### To do
Restate the entries below word for word, omitting nothing.

### Material for this exercise
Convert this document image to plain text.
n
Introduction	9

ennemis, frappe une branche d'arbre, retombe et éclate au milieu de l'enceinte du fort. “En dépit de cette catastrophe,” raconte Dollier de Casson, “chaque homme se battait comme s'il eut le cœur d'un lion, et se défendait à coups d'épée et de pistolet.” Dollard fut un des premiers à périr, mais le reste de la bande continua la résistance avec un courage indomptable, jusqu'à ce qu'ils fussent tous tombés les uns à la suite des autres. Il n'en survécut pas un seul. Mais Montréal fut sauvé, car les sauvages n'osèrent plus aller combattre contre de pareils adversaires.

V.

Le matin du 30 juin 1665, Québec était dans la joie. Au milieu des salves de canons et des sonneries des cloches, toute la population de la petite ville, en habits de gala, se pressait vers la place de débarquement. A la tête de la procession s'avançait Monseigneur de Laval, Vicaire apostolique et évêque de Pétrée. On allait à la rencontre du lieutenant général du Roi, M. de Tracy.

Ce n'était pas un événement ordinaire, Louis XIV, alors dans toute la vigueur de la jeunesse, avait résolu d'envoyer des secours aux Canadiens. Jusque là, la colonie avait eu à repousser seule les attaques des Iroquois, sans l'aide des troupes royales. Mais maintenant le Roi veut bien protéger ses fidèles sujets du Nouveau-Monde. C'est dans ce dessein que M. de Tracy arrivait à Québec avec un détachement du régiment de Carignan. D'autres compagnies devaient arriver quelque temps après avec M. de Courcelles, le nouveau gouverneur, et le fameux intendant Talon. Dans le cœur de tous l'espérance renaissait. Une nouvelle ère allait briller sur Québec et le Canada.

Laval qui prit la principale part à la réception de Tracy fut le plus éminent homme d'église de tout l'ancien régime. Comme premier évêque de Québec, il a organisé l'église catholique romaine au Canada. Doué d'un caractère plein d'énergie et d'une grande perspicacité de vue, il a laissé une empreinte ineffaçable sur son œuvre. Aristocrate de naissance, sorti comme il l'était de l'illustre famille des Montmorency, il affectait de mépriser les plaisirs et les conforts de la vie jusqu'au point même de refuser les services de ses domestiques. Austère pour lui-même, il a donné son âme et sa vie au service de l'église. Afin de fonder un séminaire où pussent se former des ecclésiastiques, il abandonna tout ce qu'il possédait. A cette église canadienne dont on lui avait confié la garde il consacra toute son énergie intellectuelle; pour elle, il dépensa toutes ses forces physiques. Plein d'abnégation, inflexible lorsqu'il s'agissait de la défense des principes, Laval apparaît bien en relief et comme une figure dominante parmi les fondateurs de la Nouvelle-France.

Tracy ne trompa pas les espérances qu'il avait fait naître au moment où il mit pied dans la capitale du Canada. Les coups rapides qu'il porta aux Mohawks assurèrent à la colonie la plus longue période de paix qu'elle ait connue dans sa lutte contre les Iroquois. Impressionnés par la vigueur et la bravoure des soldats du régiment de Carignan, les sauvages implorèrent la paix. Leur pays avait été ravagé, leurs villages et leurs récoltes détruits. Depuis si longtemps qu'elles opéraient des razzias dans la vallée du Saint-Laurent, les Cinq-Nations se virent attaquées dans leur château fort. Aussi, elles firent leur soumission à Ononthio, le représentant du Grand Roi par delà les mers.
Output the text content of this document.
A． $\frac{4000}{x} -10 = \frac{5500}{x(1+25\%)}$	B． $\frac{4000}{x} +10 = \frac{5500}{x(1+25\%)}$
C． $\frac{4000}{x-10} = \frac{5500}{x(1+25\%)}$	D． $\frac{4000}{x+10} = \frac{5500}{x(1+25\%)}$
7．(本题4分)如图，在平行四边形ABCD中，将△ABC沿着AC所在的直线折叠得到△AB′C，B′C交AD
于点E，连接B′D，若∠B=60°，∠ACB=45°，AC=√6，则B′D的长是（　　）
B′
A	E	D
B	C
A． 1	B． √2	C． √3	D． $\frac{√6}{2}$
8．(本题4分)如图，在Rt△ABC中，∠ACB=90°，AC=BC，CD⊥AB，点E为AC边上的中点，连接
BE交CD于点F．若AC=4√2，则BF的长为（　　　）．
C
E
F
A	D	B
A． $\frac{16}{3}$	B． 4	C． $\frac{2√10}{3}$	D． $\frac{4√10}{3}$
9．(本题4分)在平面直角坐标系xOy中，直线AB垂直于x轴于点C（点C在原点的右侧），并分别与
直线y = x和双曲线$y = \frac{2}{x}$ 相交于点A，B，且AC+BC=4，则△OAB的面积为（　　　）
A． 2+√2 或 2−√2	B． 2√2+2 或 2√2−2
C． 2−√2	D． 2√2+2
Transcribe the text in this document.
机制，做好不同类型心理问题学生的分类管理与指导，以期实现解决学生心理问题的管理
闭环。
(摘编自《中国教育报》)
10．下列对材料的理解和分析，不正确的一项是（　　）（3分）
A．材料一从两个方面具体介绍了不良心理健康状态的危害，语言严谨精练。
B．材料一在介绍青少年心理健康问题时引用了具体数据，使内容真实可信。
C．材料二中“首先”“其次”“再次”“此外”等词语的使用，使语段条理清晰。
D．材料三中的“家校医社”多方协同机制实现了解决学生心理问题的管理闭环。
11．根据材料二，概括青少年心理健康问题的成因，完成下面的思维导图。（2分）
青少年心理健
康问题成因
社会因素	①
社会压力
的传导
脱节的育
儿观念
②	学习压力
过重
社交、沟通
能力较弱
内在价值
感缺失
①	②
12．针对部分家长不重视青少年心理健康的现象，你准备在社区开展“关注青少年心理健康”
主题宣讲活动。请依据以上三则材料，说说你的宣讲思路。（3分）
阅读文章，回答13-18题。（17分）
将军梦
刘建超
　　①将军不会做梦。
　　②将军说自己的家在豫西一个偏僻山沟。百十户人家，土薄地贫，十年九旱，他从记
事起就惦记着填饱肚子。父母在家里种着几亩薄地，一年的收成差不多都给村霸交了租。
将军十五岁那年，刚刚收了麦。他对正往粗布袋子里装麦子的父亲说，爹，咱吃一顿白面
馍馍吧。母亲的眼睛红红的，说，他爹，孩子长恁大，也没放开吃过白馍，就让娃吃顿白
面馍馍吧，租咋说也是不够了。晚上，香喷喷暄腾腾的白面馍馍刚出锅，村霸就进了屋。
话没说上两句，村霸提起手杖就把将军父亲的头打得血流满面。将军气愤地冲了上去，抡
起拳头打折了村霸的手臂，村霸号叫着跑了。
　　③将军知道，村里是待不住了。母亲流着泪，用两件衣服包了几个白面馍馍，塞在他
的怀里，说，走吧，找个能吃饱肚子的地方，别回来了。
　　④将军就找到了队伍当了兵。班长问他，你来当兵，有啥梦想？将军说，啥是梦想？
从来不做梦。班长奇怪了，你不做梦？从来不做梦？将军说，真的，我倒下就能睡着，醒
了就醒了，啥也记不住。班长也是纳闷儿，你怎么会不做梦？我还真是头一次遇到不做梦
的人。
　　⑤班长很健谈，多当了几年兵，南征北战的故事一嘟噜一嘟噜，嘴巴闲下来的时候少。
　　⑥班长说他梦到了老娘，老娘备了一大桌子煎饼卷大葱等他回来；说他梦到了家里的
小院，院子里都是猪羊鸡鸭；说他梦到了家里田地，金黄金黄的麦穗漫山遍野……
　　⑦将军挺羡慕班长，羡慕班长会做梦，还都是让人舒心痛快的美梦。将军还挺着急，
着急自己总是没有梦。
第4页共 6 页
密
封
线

### Answer to this task
Convert this document image to plain text.
n
Introduction	9

ennemis, frappe une branche d'arbre, retombe et éclate au milieu de l'enceinte du fort. “En dépit de cette catastrophe,” raconte Dollier de Casson, “chaque homme se battait comme s'il eut le cœur d'un lion, et se défendait à coups d'épée et de pistolet.” Dollard fut un des premiers à périr, mais le reste de la bande continua la résistance avec un courage indomptable, jusqu'à ce qu'ils fussent tous tombés les uns à la suite des autres. Il n'en survécut pas un seul. Mais Montréal fut sauvé, car les sauvages n'osèrent plus aller combattre contre de pareils adversaires.

V.

Le matin du 30 juin 1665, Québec était dans la joie. Au milieu des salves de canons et des sonneries des cloches, toute la population de la petite ville, en habits de gala, se pressait vers la place de débarquement. A la tête de la procession s'avançait Monseigneur de Laval, Vicaire apostolique et évêque de Pétrée. On allait à la rencontre du lieutenant général du Roi, M. de Tracy.

Ce n'était pas un événement ordinaire, Louis XIV, alors dans toute la vigueur de la jeunesse, avait résolu d'envoyer des secours aux Canadiens. Jusque là, la colonie avait eu à repousser seule les attaques des Iroquois, sans l'aide des troupes royales. Mais maintenant le Roi veut bien protéger ses fidèles sujets du Nouveau-Monde. C'est dans ce dessein que M. de Tracy arrivait à Québec avec un détachement du régiment de Carignan. D'autres compagnies devaient arriver quelque temps après avec M. de Courcelles, le nouveau gouverneur, et le fameux intendant Talon. Dans le cœur de tous l'espérance renaissait. Une nouvelle ère allait briller sur Québec et le Canada.

Laval qui prit la principale part à la réception de Tracy fut le plus éminent homme d'église de tout l'ancien régime. Comme premier évêque de Québec, il a organisé l'église catholique romaine au Canada. Doué d'un caractère plein d'énergie et d'une grande perspicacité de vue, il a laissé une empreinte ineffaçable sur son œuvre. Aristocrate de naissance, sorti comme il l'était de l'illustre famille des Montmorency, il affectait de mépriser les plaisirs et les conforts de la vie jusqu'au point même de refuser les services de ses domestiques. Austère pour lui-même, il a donné son âme et sa vie au service de l'église. Afin de fonder un séminaire où pussent se former des ecclésiastiques, il abandonna tout ce qu'il possédait. A cette église canadienne dont on lui avait confié la garde il consacra toute son énergie intellectuelle; pour elle, il dépensa toutes ses forces physiques. Plein d'abnégation, inflexible lorsqu'il s'agissait de la défense des principes, Laval apparaît bien en relief et comme une figure dominante parmi les fondateurs de la Nouvelle-France.

Tracy ne trompa pas les espérances qu'il avait fait naître au moment où il mit pied dans la capitale du Canada. Les coups rapides qu'il porta aux Mohawks assurèrent à la colonie la plus longue période de paix qu'elle ait connue dans sa lutte contre les Iroquois. Impressionnés par la vigueur et la bravoure des soldats du régiment de Carignan, les sauvages implorèrent la paix. Leur pays avait été ravagé, leurs villages et leurs récoltes détruits. Depuis si longtemps qu'elles opéraient des razzias dans la vallée du Saint-Laurent, les Cinq-Nations se virent attaquées dans leur château fort. Aussi, elles firent leur soumission à Ononthio, le représentant du Grand Roi par delà les mers.
Output the text content of this document.
A． $\frac{4000}{x} -10 = \frac{5500}{x(1+25\%)}$	B． $\frac{4000}{x} +10 = \frac{5500}{x(1+25\%)}$
C． $\frac{4000}{x-10} = \frac{5500}{x(1+25\%)}$	D． $\frac{4000}{x+10} = \frac{5500}{x(1+25\%)}$
7．(本题4分)如图，在平行四边形ABCD中，将△ABC沿着AC所在的直线折叠得到△AB′C，B′C交AD
于点E，连接B′D，若∠B=60°，∠ACB=45°，AC=√6，则B′D的长是（　　）
B′
A	E	D
B	C
A． 1	B． √2	C． √3	D． $\frac{√6}{2}$
8．(本题4分)如图，在Rt△ABC中，∠ACB=90°，AC=BC，CD⊥AB，点E为AC边上的中点，连接
BE交CD于点F．若AC=4√2，则BF的长为（　　　）．
C
E
F
A	D	B
A． $\frac{16}{3}$	B． 4	C． $\frac{2√10}{3}$	D． $\frac{4√10}{3}$
9．(本题4分)在平面直角坐标系xOy中，直线AB垂直于x轴于点C（点C在原点的右侧），并分别与
直线y = x和双曲线$y = \frac{2}{x}$ 相交于点A，B，且AC+BC=4，则△OAB的面积为（　　　）
A． 2+√2 或 2−√2	B． 2√2+2 或 2√2−2
C． 2−√2	D． 2√2+2
Transcribe the text in this document.
机制，做好不同类型心理问题学生的分类管理与指导，以期实现解决学生心理问题的管理
闭环。
(摘编自《中国教育报》)
10．下列对材料的理解和分析，不正确的一项是（　　）（3分）
A．材料一从两个方面具体介绍了不良心理健康状态的危害，语言严谨精练。
B．材料一在介绍青少年心理健康问题时引用了具体数据，使内容真实可信。
C．材料二中“首先”“其次”“再次”“此外”等词语的使用，使语段条理清晰。
D．材料三中的“家校医社”多方协同机制实现了解决学生心理问题的管理闭环。
11．根据材料二，概括青少年心理健康问题的成因，完成下面的思维导图。（2分）
青少年心理健
康问题成因
社会因素	①
社会压力
的传导
脱节的育
儿观念
②	学习压力
过重
社交、沟通
能力较弱
内在价值
感缺失
①	②
12．针对部分家长不重视青少年心理健康的现象，你准备在社区开展“关注青少年心理健康”
主题宣讲活动。请依据以上三则材料，说说你的宣讲思路。（3分）
阅读文章，回答13-18题。（17分）
将军梦
刘建超
　　①将军不会做梦。
　　②将军说自己的家在豫西一个偏僻山沟。百十户人家，土薄地贫，十年九旱，他从记
事起就惦记着填饱肚子。父母在家里种着几亩薄地，一年的收成差不多都给村霸交了租。
将军十五岁那年，刚刚收了麦。他对正往粗布袋子里装麦子的父亲说，爹，咱吃一顿白面
馍馍吧。母亲的眼睛红红的，说，他爹，孩子长恁大，也没放开吃过白馍，就让娃吃顿白
面馍馍吧，租咋说也是不够了。晚上，香喷喷暄腾腾的白面馍馍刚出锅，村霸就进了屋。
话没说上两句，村霸提起手杖就把将军父亲的头打得血流满面。将军气愤地冲了上去，抡
起拳头打折了村霸的手臂，村霸号叫着跑了。
　　③将军知道，村里是待不住了。母亲流着泪，用两件衣服包了几个白面馍馍，塞在他
的怀里，说，走吧，找个能吃饱肚子的地方，别回来了。
　　④将军就找到了队伍当了兵。班长问他，你来当兵，有啥梦想？将军说，啥是梦想？
从来不做梦。班长奇怪了，你不做梦？从来不做梦？将军说，真的，我倒下就能睡着，醒
了就醒了，啥也记不住。班长也是纳闷儿，你怎么会不做梦？我还真是头一次遇到不做梦
的人。
　　⑤班长很健谈，多当了几年兵，南征北战的故事一嘟噜一嘟噜，嘴巴闲下来的时候少。
　　⑥班长说他梦到了老娘，老娘备了一大桌子煎饼卷大葱等他回来；说他梦到了家里的
小院，院子里都是猪羊鸡鸭；说他梦到了家里田地，金黄金黄的麦穗漫山遍野……
　　⑦将军挺羡慕班长，羡慕班长会做梦，还都是让人舒心痛快的美梦。将军还挺着急，
着急自己总是没有梦。
第4页共 6 页
密
封
线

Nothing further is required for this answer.